§ **THE REQUEST**: The records below must be transcribed exactly. Do not include the pictures.
--- start ---
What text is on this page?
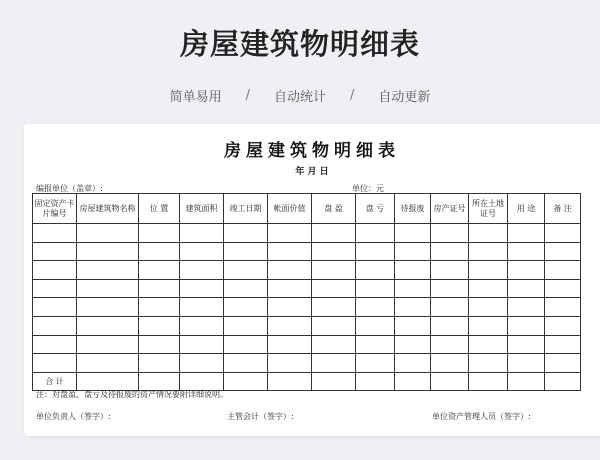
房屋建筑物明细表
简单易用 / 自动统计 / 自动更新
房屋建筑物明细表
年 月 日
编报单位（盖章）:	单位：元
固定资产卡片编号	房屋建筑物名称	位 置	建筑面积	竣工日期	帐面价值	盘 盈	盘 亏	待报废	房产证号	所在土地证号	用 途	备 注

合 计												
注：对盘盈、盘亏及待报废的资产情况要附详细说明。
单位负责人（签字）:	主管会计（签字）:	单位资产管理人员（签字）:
--- end ---
§ **THE COMPLETED TASK**:
What text is on this page?
房屋建筑物明细表
简单易用 / 自动统计 / 自动更新
房屋建筑物明细表
年 月 日
编报单位（盖章）:	单位：元
固定资产卡片编号	房屋建筑物名称	位 置	建筑面积	竣工日期	帐面价值	盘 盈	盘 亏	待报废	房产证号	所在土地证号	用 途	备 注

合 计												
注：对盘盈、盘亏及待报废的资产情况要附详细说明。
单位负责人（签字）:	主管会计（签字）:	单位资产管理人员（签字）:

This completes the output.